### WRITTEN INSTRUCTION
Tally how many lines of these entries hold the string "fehlt". Return the number alone.

### DATASET RECORDS
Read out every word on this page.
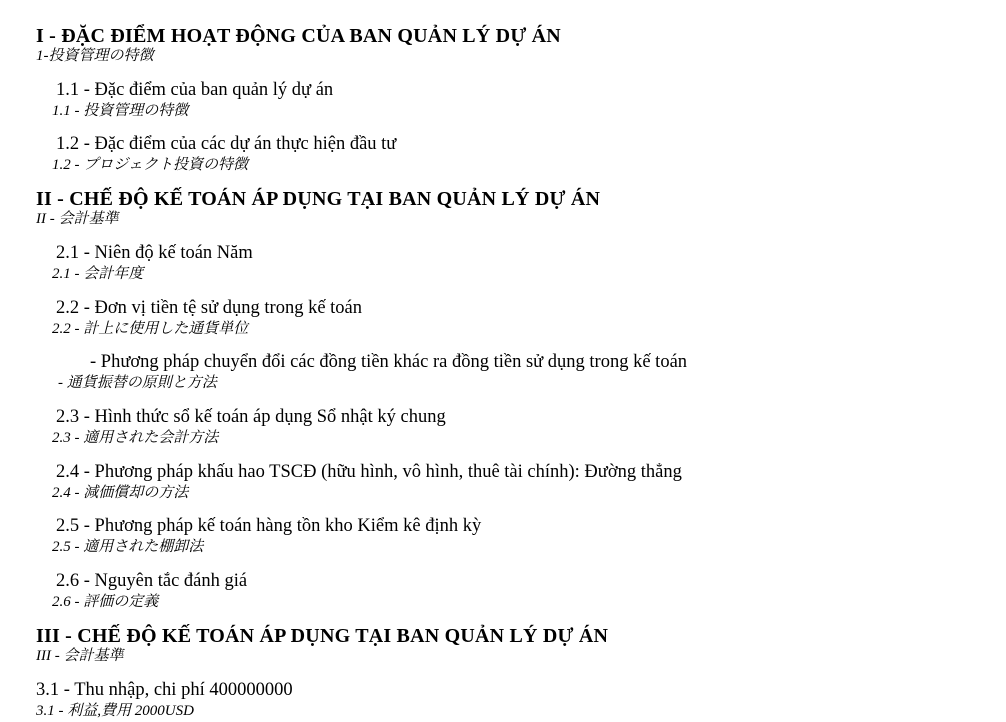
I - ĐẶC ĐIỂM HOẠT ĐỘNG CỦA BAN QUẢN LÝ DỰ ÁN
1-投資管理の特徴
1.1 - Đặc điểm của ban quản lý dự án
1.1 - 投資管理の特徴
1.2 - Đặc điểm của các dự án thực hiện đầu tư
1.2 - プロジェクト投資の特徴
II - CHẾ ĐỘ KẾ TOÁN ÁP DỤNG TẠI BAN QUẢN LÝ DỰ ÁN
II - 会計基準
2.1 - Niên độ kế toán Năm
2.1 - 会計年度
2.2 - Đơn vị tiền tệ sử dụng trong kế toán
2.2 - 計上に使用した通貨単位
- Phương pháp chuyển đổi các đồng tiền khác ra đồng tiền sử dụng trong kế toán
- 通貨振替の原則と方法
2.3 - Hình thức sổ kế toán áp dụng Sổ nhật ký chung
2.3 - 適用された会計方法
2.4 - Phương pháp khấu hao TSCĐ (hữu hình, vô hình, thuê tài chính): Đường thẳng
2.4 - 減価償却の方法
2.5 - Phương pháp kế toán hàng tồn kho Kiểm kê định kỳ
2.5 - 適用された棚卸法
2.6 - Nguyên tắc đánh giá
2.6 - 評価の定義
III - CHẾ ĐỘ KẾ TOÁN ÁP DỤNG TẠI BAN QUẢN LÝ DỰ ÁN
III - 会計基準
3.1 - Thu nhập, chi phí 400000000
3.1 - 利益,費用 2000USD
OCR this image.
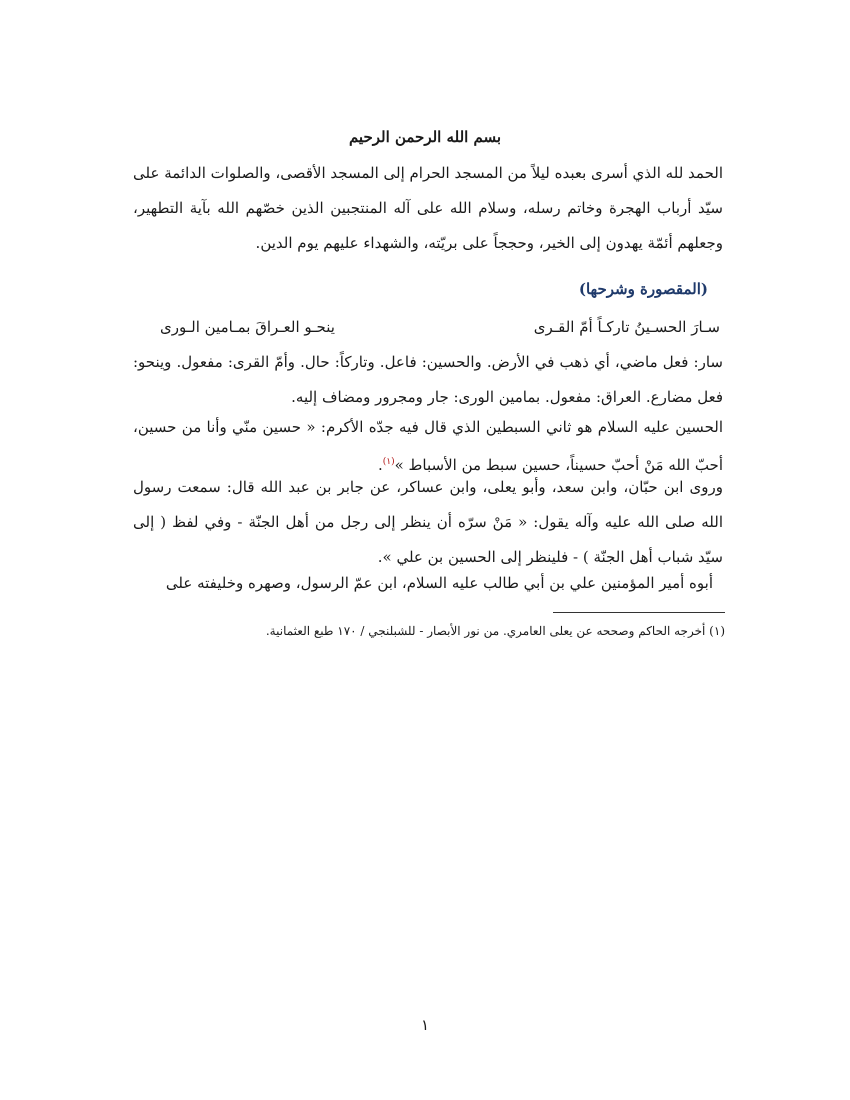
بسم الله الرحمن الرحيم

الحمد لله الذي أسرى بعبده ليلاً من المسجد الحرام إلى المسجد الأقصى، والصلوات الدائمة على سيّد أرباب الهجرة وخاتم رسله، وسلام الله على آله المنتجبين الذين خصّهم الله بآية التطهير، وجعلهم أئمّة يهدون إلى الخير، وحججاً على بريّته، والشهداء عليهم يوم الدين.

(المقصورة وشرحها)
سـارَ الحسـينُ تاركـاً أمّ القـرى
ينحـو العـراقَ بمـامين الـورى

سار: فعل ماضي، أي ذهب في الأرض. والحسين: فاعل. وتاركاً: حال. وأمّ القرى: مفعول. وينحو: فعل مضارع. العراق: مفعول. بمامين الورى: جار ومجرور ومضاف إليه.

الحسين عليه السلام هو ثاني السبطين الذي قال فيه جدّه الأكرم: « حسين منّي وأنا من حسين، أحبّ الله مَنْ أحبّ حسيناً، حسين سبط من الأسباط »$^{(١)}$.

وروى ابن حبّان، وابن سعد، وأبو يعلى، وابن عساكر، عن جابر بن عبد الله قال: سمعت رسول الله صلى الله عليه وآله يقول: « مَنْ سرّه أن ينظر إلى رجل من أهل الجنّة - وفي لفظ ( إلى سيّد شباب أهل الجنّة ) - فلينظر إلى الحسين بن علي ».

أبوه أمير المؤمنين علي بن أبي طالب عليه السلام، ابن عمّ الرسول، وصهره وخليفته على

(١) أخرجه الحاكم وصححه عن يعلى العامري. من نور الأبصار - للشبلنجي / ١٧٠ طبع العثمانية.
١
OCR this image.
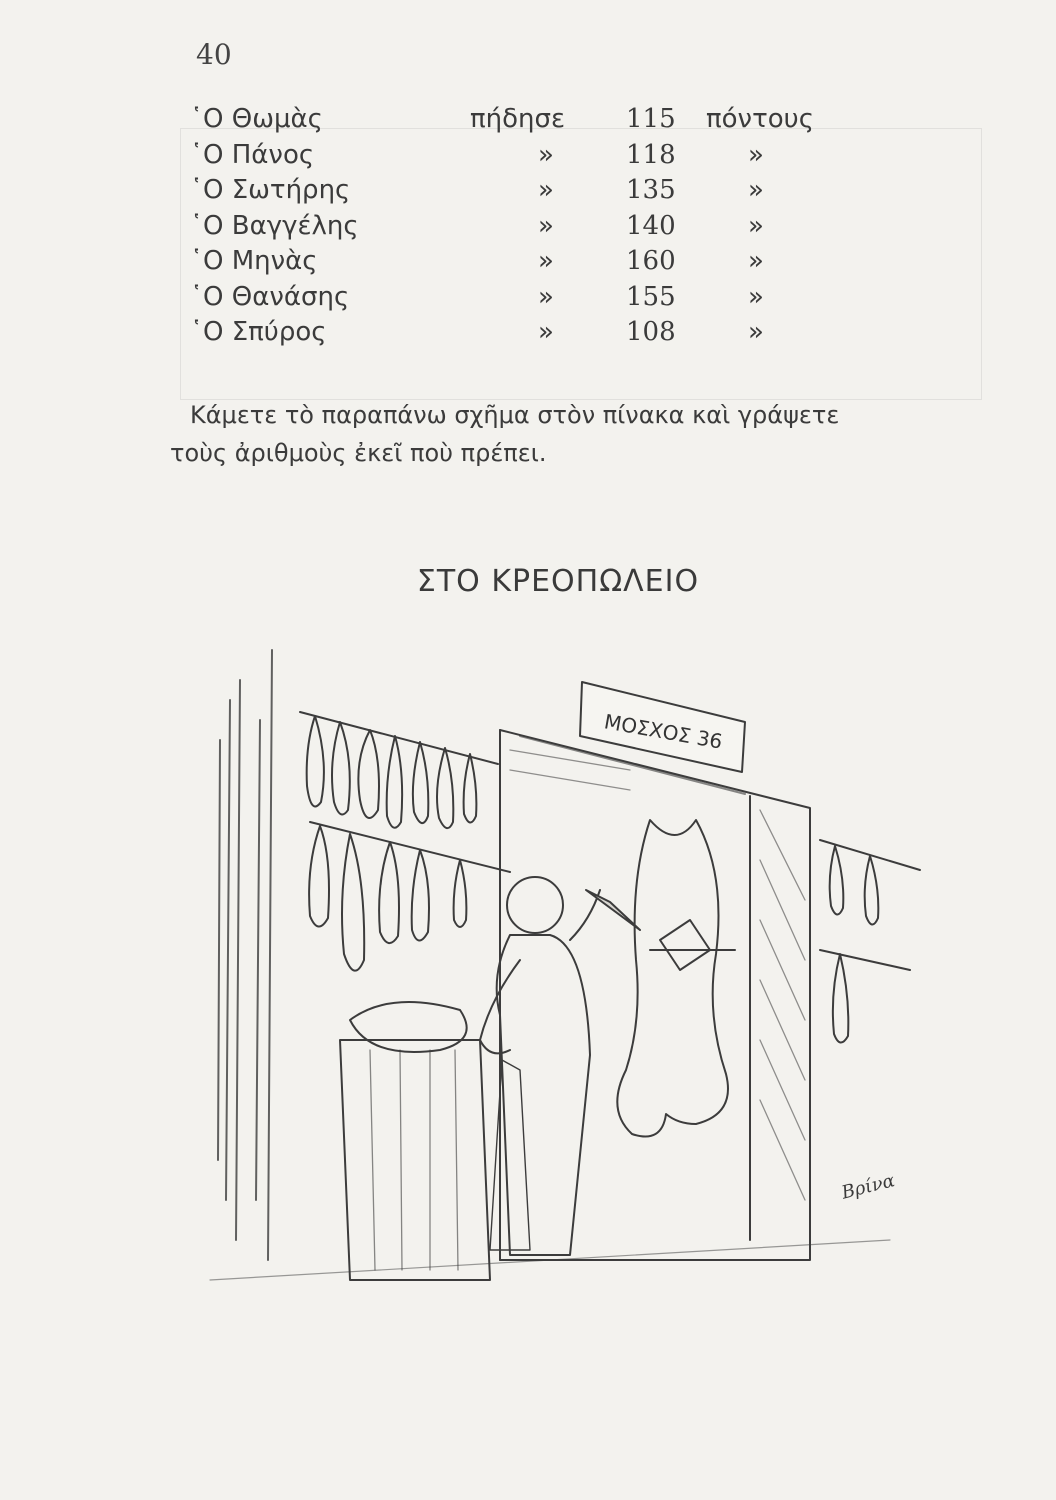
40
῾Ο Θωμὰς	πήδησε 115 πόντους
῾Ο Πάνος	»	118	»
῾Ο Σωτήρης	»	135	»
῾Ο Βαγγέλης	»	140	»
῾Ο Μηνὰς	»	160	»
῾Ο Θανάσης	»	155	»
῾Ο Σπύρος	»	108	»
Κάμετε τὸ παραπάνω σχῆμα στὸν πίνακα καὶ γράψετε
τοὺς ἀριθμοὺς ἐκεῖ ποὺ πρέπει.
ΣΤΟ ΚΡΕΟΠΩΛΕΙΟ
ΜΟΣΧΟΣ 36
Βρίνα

* * *

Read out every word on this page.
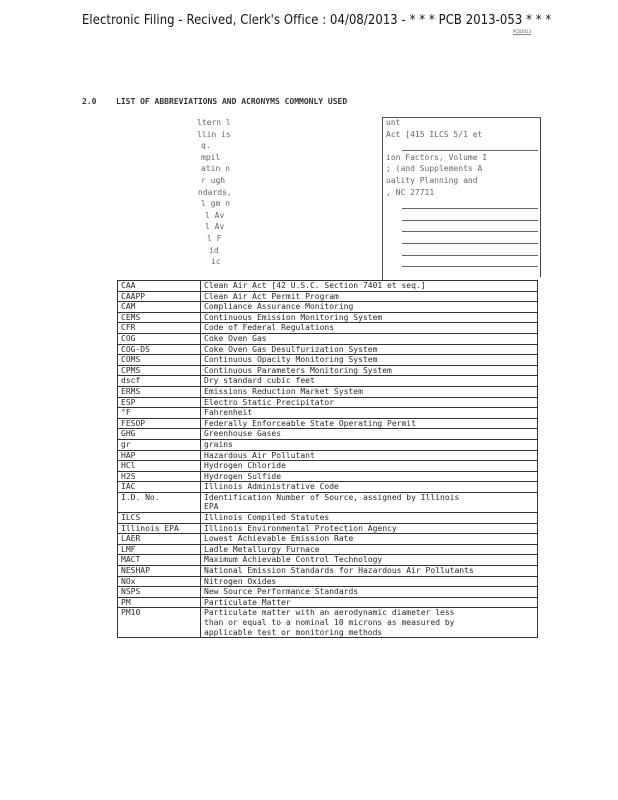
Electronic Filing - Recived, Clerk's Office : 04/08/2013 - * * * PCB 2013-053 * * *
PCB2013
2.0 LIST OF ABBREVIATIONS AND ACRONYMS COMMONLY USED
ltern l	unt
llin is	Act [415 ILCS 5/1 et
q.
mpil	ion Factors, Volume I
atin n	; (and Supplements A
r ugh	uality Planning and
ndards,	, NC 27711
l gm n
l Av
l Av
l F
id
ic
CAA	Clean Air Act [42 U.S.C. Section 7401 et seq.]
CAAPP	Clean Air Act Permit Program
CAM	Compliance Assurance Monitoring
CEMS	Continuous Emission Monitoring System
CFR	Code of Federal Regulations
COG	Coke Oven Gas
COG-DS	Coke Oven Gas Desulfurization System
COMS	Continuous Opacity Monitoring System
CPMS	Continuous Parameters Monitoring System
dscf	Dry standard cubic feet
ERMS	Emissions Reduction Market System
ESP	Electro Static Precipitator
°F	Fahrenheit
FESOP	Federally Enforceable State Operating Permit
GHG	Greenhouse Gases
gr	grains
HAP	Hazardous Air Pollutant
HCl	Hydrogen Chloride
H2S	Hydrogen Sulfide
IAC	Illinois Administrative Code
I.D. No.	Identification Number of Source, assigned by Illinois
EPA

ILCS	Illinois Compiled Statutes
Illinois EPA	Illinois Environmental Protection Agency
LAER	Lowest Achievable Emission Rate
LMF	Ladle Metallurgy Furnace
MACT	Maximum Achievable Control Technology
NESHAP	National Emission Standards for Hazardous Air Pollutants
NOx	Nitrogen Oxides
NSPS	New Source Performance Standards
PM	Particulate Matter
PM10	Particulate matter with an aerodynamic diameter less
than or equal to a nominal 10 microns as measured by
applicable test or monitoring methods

* * *

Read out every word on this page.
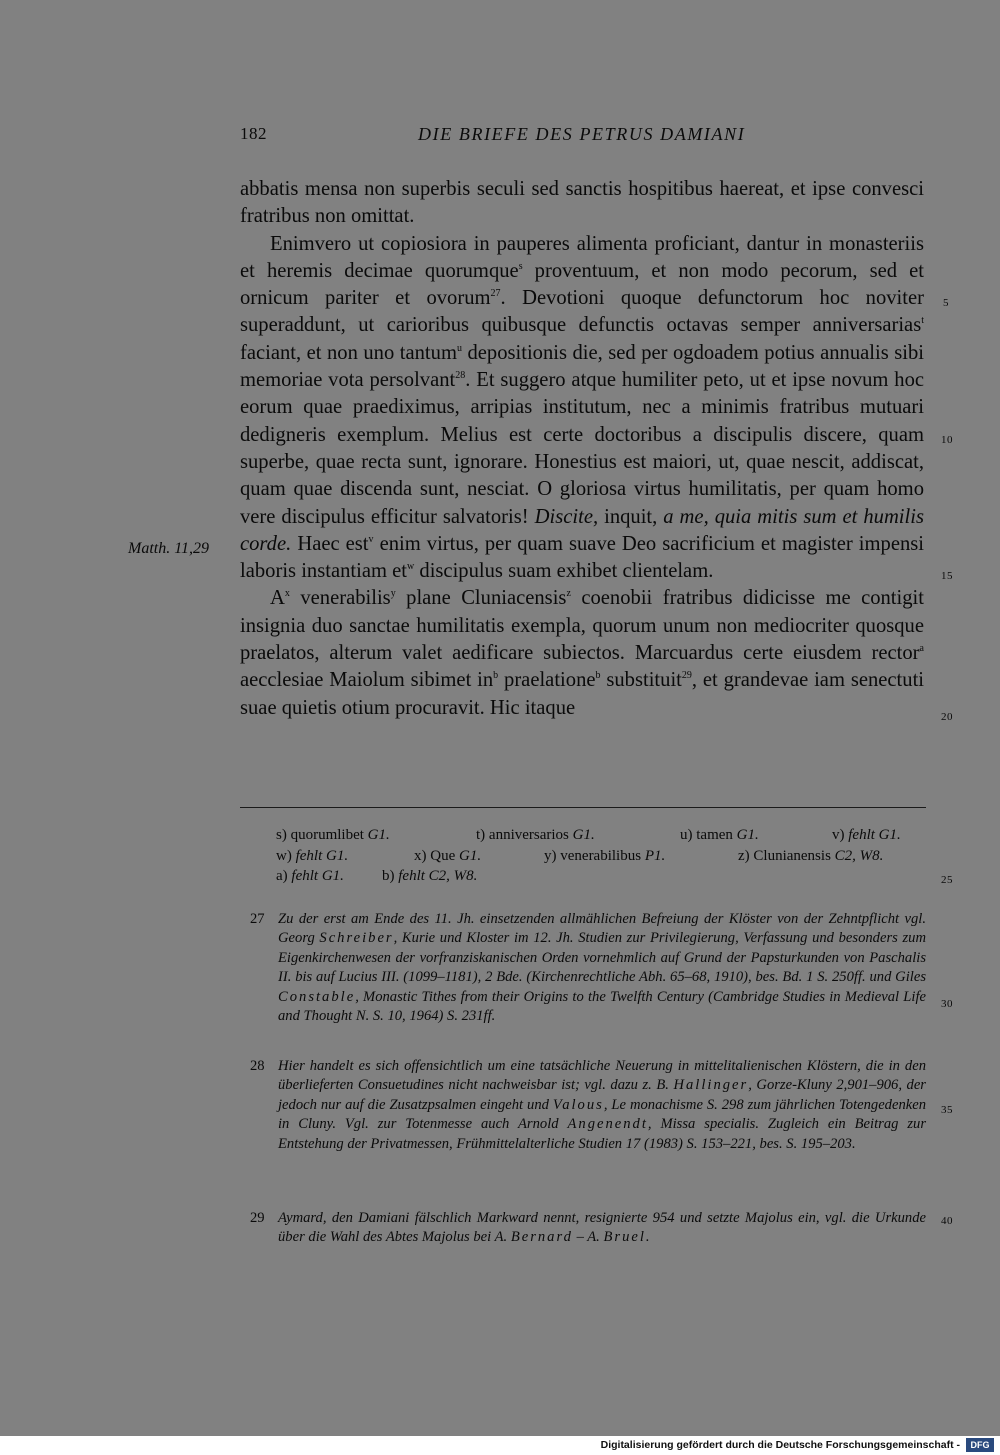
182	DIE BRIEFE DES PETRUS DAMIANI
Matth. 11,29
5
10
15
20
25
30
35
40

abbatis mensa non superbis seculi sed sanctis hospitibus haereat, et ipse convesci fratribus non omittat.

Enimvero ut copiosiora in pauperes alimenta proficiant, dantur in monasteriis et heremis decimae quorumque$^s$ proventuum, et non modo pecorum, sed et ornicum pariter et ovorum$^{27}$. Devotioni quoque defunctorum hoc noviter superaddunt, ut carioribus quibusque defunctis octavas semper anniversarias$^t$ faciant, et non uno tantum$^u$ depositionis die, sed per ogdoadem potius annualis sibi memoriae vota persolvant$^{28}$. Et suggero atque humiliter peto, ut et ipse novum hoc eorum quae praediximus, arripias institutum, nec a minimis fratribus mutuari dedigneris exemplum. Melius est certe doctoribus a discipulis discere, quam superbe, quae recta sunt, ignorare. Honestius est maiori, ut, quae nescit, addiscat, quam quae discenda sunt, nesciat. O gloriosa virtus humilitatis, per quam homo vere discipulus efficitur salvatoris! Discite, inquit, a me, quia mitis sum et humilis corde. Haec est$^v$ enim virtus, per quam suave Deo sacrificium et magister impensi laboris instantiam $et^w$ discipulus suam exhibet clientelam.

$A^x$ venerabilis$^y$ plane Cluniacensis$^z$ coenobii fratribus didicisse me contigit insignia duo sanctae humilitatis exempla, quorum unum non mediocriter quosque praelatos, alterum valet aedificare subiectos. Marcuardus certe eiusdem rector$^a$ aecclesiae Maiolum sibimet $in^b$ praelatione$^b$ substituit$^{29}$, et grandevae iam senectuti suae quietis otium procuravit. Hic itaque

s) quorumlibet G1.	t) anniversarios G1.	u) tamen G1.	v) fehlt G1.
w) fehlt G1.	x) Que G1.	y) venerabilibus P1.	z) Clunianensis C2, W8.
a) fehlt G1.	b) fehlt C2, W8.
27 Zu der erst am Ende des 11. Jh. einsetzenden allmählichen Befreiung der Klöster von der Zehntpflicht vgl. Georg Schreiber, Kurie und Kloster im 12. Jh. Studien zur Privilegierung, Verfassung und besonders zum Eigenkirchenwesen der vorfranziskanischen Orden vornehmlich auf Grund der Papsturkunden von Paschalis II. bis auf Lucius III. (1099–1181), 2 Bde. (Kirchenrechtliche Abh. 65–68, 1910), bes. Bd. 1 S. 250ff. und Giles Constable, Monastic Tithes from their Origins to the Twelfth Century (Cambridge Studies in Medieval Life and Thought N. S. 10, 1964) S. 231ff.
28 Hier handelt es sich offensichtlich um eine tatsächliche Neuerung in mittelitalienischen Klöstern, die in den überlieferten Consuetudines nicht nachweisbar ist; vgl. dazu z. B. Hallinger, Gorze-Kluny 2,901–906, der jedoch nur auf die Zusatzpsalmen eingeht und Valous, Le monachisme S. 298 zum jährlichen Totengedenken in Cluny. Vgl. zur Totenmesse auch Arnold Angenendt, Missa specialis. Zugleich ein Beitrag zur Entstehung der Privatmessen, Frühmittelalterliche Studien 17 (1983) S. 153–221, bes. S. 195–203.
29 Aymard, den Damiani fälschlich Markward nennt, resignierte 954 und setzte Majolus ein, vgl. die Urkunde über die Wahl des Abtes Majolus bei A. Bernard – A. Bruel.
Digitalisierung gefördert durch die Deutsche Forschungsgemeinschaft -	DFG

### ANSWER IN FULL
3